Quote the records beneath, complete and exact. Leave out images.

------ GIVEN DATA

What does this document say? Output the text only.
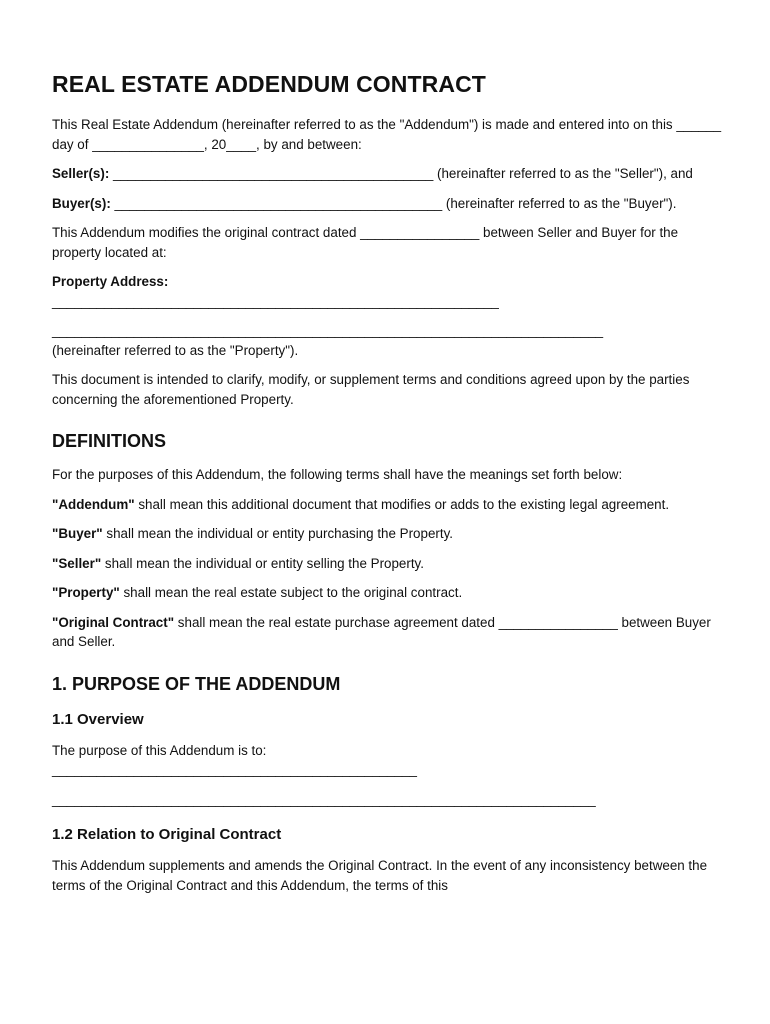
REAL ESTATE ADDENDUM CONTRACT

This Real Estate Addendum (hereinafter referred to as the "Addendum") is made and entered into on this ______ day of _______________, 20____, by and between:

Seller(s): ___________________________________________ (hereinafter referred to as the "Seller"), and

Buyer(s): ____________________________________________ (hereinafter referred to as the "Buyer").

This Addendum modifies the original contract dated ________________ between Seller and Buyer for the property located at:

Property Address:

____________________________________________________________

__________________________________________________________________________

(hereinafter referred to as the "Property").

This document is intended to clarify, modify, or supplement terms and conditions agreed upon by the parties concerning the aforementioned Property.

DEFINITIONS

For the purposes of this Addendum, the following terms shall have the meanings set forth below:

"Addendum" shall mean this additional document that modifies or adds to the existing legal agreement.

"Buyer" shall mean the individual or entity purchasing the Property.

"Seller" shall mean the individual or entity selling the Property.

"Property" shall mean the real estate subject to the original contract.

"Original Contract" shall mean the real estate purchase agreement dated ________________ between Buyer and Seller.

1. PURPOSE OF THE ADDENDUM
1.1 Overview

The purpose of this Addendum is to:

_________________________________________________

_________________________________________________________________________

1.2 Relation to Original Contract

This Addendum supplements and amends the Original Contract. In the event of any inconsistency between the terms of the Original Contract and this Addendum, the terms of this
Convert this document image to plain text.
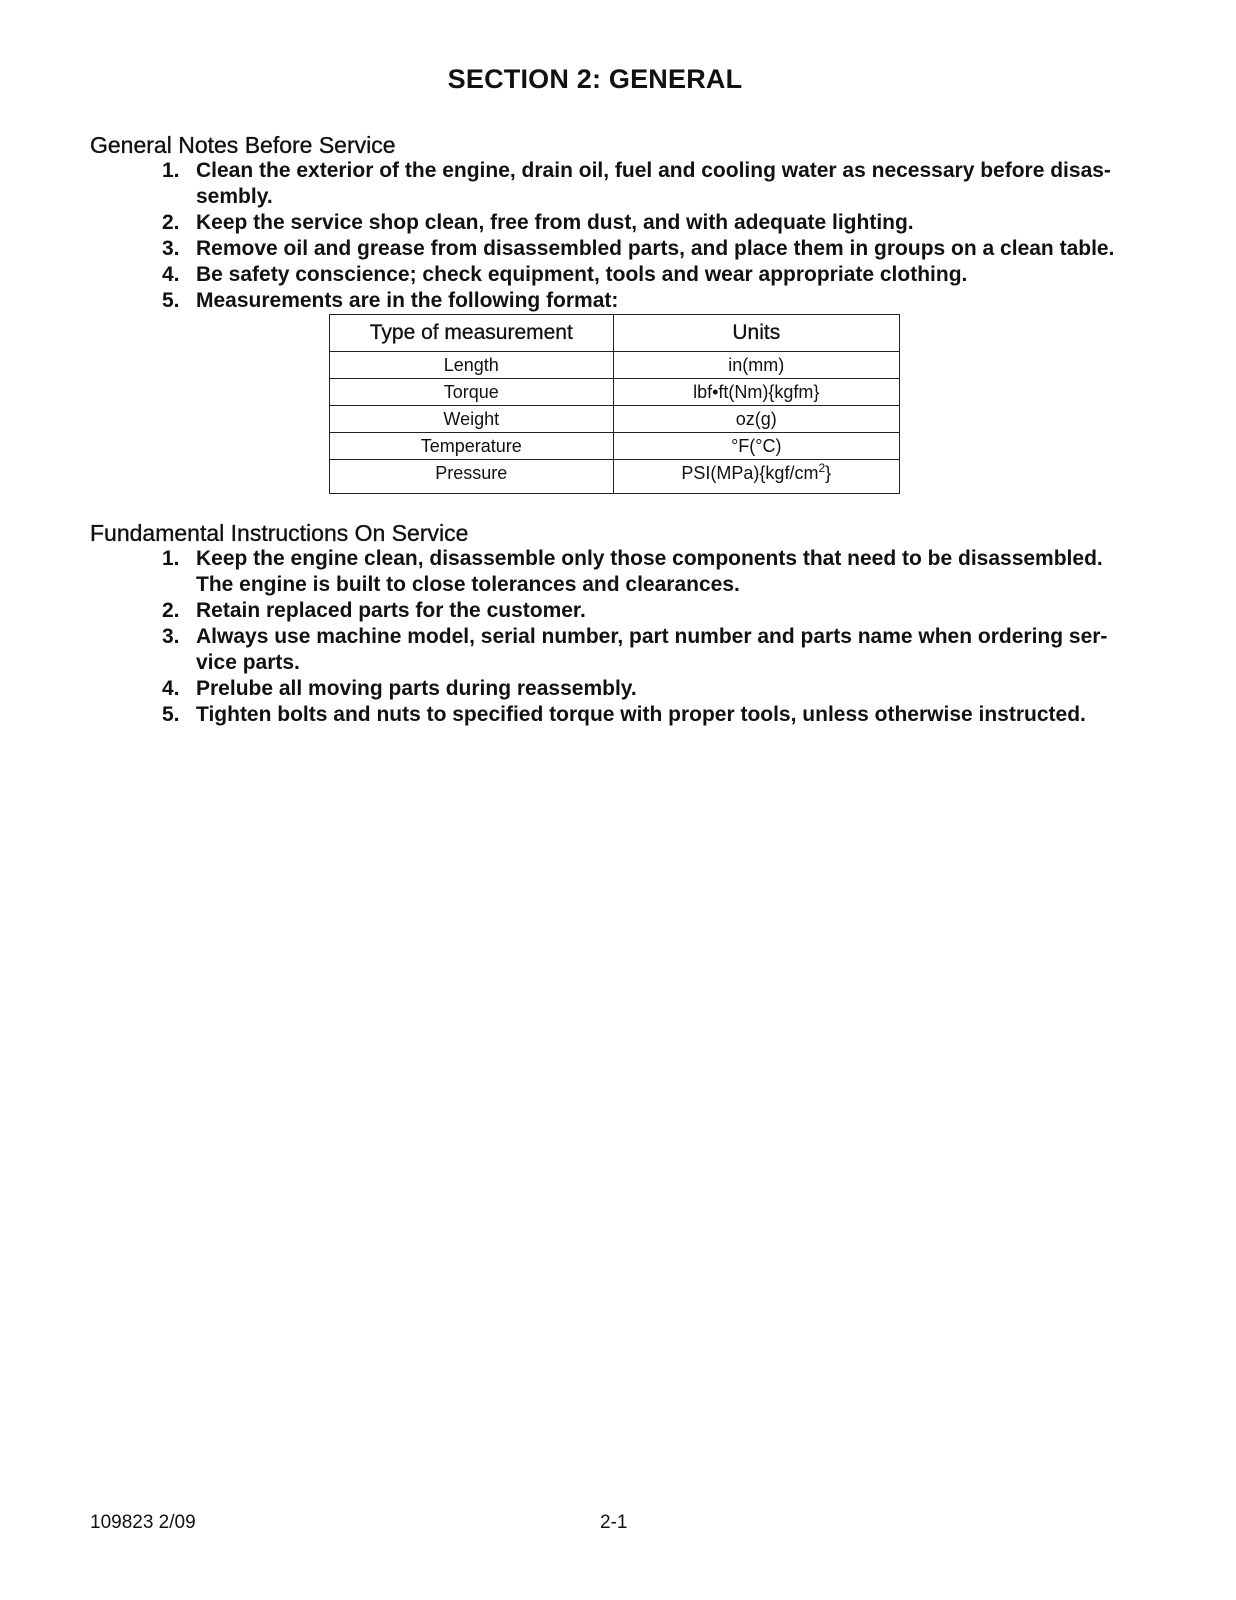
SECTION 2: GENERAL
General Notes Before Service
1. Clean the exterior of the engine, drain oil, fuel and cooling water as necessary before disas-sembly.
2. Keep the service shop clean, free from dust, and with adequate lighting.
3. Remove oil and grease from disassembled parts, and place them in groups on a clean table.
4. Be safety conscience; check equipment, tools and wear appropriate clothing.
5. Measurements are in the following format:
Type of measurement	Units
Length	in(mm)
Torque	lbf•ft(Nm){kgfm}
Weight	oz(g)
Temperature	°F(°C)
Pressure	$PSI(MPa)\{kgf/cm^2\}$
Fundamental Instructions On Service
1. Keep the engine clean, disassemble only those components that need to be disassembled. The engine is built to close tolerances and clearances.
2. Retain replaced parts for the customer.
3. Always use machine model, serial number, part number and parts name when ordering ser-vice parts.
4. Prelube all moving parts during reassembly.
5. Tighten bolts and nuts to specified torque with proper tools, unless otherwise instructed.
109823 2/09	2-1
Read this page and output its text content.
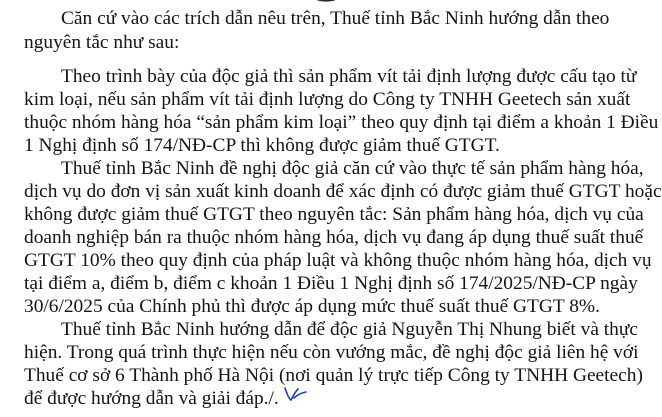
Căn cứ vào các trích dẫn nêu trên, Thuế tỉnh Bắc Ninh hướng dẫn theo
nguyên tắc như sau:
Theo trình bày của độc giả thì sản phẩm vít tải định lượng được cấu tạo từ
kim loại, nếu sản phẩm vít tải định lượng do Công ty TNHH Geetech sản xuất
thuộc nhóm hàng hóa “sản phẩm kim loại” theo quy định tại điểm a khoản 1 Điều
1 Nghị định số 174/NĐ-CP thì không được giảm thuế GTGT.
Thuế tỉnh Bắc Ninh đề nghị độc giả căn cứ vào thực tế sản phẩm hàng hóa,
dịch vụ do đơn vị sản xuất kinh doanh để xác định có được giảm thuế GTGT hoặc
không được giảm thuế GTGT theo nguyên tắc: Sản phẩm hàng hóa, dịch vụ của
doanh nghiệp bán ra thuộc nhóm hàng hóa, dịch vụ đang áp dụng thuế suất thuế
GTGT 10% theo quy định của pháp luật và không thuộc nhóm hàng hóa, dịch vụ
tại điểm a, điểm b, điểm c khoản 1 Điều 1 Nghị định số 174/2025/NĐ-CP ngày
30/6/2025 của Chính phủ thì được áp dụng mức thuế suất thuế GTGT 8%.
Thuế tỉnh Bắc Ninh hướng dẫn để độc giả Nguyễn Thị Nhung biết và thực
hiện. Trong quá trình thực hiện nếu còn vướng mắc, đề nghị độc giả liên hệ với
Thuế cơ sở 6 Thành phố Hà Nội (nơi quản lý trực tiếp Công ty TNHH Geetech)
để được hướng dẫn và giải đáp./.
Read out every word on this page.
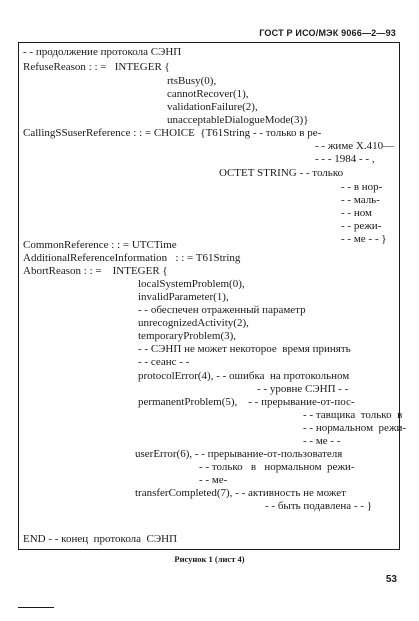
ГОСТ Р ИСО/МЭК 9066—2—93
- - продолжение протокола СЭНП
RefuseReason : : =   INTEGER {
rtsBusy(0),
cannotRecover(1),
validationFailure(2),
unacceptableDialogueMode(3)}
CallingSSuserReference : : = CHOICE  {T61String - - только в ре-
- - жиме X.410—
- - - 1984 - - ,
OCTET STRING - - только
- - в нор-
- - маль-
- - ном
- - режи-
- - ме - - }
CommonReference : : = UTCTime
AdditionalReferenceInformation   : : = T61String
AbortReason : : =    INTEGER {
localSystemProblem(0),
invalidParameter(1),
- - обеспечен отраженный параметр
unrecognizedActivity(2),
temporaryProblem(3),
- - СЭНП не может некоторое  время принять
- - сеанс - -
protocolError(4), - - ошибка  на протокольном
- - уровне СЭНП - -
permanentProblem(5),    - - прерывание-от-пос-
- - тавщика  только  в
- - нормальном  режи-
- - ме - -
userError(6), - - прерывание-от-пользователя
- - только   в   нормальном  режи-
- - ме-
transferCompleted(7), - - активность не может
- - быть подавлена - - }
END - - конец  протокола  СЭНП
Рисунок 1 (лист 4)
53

------------

### CORRECT OUTPUT
What does this document say? Output the text only.
REAL ESTATE ADDENDUM CONTRACT

This Real Estate Addendum (hereinafter referred to as the "Addendum") is made and entered into on this ______ day of _______________, 20____, by and between:

Seller(s): ___________________________________________ (hereinafter referred to as the "Seller"), and

Buyer(s): ____________________________________________ (hereinafter referred to as the "Buyer").

This Addendum modifies the original contract dated ________________ between Seller and Buyer for the property located at:

Property Address:

____________________________________________________________

__________________________________________________________________________

(hereinafter referred to as the "Property").

This document is intended to clarify, modify, or supplement terms and conditions agreed upon by the parties concerning the aforementioned Property.

DEFINITIONS

For the purposes of this Addendum, the following terms shall have the meanings set forth below:

"Addendum" shall mean this additional document that modifies or adds to the existing legal agreement.

"Buyer" shall mean the individual or entity purchasing the Property.

"Seller" shall mean the individual or entity selling the Property.

"Property" shall mean the real estate subject to the original contract.

"Original Contract" shall mean the real estate purchase agreement dated ________________ between Buyer and Seller.

1. PURPOSE OF THE ADDENDUM
1.1 Overview

The purpose of this Addendum is to:

_________________________________________________

_________________________________________________________________________

1.2 Relation to Original Contract

This Addendum supplements and amends the Original Contract. In the event of any inconsistency between the terms of the Original Contract and this Addendum, the terms of this
Convert this document image to plain text.
SECTION 2: GENERAL
General Notes Before Service
1. Clean the exterior of the engine, drain oil, fuel and cooling water as necessary before disas-sembly.
2. Keep the service shop clean, free from dust, and with adequate lighting.
3. Remove oil and grease from disassembled parts, and place them in groups on a clean table.
4. Be safety conscience; check equipment, tools and wear appropriate clothing.
5. Measurements are in the following format:
Type of measurement	Units
Length	in(mm)
Torque	lbf•ft(Nm){kgfm}
Weight	oz(g)
Temperature	°F(°C)
Pressure	$PSI(MPa)\{kgf/cm^2\}$
Fundamental Instructions On Service
1. Keep the engine clean, disassemble only those components that need to be disassembled. The engine is built to close tolerances and clearances.
2. Retain replaced parts for the customer.
3. Always use machine model, serial number, part number and parts name when ordering ser-vice parts.
4. Prelube all moving parts during reassembly.
5. Tighten bolts and nuts to specified torque with proper tools, unless otherwise instructed.
109823 2/09	2-1
Read this page and output its text content.
Căn cứ vào các trích dẫn nêu trên, Thuế tỉnh Bắc Ninh hướng dẫn theo
nguyên tắc như sau:
Theo trình bày của độc giả thì sản phẩm vít tải định lượng được cấu tạo từ
kim loại, nếu sản phẩm vít tải định lượng do Công ty TNHH Geetech sản xuất
thuộc nhóm hàng hóa “sản phẩm kim loại” theo quy định tại điểm a khoản 1 Điều
1 Nghị định số 174/NĐ-CP thì không được giảm thuế GTGT.
Thuế tỉnh Bắc Ninh đề nghị độc giả căn cứ vào thực tế sản phẩm hàng hóa,
dịch vụ do đơn vị sản xuất kinh doanh để xác định có được giảm thuế GTGT hoặc
không được giảm thuế GTGT theo nguyên tắc: Sản phẩm hàng hóa, dịch vụ của
doanh nghiệp bán ra thuộc nhóm hàng hóa, dịch vụ đang áp dụng thuế suất thuế
GTGT 10% theo quy định của pháp luật và không thuộc nhóm hàng hóa, dịch vụ
tại điểm a, điểm b, điểm c khoản 1 Điều 1 Nghị định số 174/2025/NĐ-CP ngày
30/6/2025 của Chính phủ thì được áp dụng mức thuế suất thuế GTGT 8%.
Thuế tỉnh Bắc Ninh hướng dẫn để độc giả Nguyễn Thị Nhung biết và thực
hiện. Trong quá trình thực hiện nếu còn vướng mắc, đề nghị độc giả liên hệ với
Thuế cơ sở 6 Thành phố Hà Nội (nơi quản lý trực tiếp Công ty TNHH Geetech)
để được hướng dẫn và giải đáp./.
Read out every word on this page.
ГОСТ Р ИСО/МЭК 9066—2—93
- - продолжение протокола СЭНП
RefuseReason : : =   INTEGER {
rtsBusy(0),
cannotRecover(1),
validationFailure(2),
unacceptableDialogueMode(3)}
CallingSSuserReference : : = CHOICE  {T61String - - только в ре-
- - жиме X.410—
- - - 1984 - - ,
OCTET STRING - - только
- - в нор-
- - маль-
- - ном
- - режи-
- - ме - - }
CommonReference : : = UTCTime
AdditionalReferenceInformation   : : = T61String
AbortReason : : =    INTEGER {
localSystemProblem(0),
invalidParameter(1),
- - обеспечен отраженный параметр
unrecognizedActivity(2),
temporaryProblem(3),
- - СЭНП не может некоторое  время принять
- - сеанс - -
protocolError(4), - - ошибка  на протокольном
- - уровне СЭНП - -
permanentProblem(5),    - - прерывание-от-пос-
- - тавщика  только  в
- - нормальном  режи-
- - ме - -
userError(6), - - прерывание-от-пользователя
- - только   в   нормальном  режи-
- - ме-
transferCompleted(7), - - активность не может
- - быть подавлена - - }
END - - конец  протокола  СЭНП
Рисунок 1 (лист 4)
53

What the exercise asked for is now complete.